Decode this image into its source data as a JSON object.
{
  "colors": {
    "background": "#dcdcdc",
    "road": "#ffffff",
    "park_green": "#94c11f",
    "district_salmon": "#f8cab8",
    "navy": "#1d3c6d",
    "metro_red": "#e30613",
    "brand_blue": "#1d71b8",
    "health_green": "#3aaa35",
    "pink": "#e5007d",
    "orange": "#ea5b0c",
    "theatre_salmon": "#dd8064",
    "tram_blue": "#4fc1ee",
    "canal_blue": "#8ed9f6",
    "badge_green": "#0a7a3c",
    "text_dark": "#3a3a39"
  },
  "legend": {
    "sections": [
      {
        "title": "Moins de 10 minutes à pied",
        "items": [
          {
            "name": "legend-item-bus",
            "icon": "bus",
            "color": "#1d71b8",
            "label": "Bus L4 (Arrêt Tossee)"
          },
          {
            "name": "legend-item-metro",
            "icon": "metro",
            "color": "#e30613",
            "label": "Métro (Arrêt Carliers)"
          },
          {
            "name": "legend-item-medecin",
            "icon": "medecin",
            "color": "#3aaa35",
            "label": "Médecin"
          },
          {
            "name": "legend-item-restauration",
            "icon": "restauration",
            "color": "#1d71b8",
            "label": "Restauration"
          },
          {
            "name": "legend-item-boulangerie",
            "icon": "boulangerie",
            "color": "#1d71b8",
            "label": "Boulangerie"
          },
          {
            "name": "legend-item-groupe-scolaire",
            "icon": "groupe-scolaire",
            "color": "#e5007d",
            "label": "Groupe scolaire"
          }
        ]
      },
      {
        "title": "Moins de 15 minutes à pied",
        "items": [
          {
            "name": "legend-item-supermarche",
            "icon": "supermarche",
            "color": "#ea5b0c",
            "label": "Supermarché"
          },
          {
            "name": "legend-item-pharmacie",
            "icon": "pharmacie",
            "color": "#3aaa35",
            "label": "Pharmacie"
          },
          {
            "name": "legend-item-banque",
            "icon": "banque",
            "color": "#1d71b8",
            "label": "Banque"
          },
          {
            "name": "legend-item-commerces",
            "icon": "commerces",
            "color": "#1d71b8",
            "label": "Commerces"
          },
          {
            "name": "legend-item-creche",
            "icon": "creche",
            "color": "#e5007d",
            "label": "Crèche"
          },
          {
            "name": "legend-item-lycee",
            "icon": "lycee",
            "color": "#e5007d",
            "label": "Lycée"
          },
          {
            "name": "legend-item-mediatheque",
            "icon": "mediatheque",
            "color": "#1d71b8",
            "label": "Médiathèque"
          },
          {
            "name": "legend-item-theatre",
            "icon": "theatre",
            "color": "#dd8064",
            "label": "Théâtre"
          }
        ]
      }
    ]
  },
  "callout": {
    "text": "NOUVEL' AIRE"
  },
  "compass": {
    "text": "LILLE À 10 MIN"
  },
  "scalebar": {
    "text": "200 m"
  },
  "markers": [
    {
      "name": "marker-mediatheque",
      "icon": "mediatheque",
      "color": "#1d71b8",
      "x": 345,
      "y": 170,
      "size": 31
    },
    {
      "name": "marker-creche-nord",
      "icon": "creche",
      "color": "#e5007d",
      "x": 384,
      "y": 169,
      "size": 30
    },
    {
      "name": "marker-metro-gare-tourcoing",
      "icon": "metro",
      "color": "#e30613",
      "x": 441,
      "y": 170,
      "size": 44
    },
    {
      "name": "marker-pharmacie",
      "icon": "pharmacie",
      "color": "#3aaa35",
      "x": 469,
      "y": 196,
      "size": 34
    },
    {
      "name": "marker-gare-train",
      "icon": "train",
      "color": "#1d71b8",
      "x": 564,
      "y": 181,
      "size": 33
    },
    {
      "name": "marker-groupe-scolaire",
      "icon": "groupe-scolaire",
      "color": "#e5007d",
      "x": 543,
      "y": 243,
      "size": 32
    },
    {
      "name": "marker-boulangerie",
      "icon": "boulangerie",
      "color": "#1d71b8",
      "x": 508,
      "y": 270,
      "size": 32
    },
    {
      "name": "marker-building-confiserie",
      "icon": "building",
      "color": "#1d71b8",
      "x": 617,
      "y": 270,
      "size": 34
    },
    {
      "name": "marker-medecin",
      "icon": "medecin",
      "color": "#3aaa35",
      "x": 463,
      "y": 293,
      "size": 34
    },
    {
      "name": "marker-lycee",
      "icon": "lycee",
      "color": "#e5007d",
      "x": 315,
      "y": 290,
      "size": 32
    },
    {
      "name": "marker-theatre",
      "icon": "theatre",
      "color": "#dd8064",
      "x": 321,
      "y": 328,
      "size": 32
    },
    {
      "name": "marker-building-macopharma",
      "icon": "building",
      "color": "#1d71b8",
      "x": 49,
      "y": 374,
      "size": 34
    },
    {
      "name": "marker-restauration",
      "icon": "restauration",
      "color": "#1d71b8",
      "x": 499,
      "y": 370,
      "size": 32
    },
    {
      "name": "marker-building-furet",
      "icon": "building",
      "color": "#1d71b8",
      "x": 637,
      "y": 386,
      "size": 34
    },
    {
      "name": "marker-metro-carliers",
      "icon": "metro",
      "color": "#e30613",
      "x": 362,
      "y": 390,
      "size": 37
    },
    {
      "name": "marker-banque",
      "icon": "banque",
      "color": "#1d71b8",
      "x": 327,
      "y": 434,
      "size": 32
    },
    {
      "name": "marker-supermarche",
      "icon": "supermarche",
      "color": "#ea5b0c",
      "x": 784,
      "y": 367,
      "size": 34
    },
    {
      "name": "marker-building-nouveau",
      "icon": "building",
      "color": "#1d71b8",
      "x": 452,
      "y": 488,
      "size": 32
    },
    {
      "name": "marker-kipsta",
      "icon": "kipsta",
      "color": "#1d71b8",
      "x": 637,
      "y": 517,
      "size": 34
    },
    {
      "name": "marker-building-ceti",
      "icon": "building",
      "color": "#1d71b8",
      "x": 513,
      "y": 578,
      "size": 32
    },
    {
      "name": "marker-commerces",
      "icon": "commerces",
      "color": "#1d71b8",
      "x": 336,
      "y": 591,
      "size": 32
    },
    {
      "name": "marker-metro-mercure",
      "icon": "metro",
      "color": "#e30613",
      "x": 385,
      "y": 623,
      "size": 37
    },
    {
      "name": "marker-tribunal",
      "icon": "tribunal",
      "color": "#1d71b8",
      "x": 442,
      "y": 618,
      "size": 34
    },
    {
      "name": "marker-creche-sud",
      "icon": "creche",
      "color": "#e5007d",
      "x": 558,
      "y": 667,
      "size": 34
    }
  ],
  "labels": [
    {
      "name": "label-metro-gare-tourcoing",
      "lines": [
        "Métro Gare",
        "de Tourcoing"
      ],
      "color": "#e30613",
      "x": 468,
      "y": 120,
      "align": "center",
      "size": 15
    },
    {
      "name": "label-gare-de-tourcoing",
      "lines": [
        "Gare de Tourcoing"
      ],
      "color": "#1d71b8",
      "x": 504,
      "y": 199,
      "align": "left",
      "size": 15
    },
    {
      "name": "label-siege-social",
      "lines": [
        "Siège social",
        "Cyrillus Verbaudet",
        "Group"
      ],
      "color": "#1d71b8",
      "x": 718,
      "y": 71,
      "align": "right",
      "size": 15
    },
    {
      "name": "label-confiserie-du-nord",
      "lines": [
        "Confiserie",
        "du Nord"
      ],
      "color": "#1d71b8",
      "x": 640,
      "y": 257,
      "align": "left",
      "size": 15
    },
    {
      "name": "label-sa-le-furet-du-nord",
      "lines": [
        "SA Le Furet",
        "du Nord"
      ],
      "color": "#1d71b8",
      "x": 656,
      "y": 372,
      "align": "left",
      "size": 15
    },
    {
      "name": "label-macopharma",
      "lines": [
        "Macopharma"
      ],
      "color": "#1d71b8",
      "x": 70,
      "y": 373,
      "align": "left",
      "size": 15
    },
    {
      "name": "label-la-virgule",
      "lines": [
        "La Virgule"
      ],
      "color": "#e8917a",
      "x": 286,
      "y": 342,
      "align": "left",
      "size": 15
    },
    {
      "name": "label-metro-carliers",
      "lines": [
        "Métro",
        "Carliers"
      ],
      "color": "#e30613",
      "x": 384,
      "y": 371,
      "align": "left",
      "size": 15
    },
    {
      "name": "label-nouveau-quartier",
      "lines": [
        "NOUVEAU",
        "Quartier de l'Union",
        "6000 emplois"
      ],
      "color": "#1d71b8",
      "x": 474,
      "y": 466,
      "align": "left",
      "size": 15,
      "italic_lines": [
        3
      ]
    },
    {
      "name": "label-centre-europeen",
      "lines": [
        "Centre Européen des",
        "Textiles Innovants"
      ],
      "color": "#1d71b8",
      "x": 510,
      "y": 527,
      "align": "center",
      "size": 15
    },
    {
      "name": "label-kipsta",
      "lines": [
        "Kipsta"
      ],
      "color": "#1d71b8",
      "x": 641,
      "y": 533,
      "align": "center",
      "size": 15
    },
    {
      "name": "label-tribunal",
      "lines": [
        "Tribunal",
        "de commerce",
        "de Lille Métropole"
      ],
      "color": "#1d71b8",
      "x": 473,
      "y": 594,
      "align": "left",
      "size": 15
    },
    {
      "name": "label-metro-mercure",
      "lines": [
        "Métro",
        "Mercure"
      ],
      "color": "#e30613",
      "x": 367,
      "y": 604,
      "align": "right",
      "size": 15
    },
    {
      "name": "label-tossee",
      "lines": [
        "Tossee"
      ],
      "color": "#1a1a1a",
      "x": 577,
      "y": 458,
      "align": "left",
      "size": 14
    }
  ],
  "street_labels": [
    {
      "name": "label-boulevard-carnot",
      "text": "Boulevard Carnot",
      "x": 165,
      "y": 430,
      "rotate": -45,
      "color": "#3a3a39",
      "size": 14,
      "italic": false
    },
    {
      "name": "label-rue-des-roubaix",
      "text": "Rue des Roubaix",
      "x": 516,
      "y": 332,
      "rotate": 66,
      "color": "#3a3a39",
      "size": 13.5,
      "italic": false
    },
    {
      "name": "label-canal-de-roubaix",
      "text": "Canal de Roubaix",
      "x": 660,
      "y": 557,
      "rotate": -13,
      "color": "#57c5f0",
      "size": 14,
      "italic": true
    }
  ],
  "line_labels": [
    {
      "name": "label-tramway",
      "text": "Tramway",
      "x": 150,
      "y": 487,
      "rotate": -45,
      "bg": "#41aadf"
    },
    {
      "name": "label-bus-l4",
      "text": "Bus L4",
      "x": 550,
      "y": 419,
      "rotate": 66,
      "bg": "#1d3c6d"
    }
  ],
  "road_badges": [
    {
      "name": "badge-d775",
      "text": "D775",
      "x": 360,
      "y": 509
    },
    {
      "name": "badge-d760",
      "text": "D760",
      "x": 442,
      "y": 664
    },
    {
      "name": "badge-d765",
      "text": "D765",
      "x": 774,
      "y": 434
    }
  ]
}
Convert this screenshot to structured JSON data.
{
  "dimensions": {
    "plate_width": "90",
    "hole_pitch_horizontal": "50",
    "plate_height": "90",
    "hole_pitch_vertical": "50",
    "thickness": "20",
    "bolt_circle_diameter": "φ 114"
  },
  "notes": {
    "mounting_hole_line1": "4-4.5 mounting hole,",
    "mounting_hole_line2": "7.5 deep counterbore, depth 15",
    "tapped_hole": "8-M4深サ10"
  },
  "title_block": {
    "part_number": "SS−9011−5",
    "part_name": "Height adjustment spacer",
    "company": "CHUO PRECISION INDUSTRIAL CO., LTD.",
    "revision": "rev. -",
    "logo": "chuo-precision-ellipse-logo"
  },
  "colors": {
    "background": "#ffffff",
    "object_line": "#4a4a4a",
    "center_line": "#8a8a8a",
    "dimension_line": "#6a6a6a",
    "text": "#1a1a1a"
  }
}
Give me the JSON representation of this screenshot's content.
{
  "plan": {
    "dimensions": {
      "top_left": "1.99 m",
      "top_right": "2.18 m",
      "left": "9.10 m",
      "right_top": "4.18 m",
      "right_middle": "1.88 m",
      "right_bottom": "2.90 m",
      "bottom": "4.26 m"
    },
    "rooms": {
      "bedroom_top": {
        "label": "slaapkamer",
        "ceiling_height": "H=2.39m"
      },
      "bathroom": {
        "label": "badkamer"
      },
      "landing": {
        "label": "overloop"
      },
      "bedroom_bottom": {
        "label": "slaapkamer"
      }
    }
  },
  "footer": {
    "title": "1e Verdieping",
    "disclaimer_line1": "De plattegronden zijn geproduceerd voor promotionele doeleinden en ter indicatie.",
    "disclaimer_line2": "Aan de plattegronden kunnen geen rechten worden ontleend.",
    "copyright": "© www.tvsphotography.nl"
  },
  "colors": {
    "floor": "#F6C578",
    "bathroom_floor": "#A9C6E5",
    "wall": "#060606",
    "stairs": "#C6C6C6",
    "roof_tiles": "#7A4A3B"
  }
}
──────────────────────────────
Set exercise
Report only the number of lines in the records that include the word "slaapkamer".

Correct result
2